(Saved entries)
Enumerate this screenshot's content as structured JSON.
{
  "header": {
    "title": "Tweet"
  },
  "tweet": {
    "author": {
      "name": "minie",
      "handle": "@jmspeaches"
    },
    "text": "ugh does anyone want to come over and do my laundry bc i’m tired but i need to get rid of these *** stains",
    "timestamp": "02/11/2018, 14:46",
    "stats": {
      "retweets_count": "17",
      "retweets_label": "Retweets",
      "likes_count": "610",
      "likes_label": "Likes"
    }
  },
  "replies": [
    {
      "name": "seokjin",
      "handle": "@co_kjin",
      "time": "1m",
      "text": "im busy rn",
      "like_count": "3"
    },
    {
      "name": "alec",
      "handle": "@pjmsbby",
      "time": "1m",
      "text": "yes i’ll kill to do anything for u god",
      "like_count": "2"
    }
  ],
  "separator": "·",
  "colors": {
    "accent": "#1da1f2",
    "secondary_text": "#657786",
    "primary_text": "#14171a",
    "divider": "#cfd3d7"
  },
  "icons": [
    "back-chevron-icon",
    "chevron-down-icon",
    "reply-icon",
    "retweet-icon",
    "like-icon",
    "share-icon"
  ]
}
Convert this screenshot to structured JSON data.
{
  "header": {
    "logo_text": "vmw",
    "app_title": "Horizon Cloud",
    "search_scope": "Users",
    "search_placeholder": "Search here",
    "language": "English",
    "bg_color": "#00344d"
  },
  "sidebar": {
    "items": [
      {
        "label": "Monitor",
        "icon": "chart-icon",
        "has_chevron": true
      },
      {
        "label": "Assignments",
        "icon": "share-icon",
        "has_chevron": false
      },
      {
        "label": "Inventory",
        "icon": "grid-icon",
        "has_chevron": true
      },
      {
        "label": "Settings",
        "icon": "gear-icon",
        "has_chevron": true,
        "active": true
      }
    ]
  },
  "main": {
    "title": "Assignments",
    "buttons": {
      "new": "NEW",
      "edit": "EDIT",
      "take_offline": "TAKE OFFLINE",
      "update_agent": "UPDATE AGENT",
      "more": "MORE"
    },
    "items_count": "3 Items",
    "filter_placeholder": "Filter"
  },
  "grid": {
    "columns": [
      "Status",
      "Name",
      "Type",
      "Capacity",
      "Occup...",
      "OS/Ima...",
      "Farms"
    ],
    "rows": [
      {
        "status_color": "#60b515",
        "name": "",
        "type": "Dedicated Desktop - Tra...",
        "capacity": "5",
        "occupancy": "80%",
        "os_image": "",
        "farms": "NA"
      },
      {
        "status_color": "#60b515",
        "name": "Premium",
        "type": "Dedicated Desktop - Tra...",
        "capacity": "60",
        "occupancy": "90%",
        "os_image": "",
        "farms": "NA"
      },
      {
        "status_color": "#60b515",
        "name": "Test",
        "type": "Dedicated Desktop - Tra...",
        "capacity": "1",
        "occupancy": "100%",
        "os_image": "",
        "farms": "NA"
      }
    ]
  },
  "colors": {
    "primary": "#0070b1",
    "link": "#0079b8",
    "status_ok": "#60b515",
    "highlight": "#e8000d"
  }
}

Goal:
State the number of lines in the records that include "this", and write nothing else.

Full solution:
2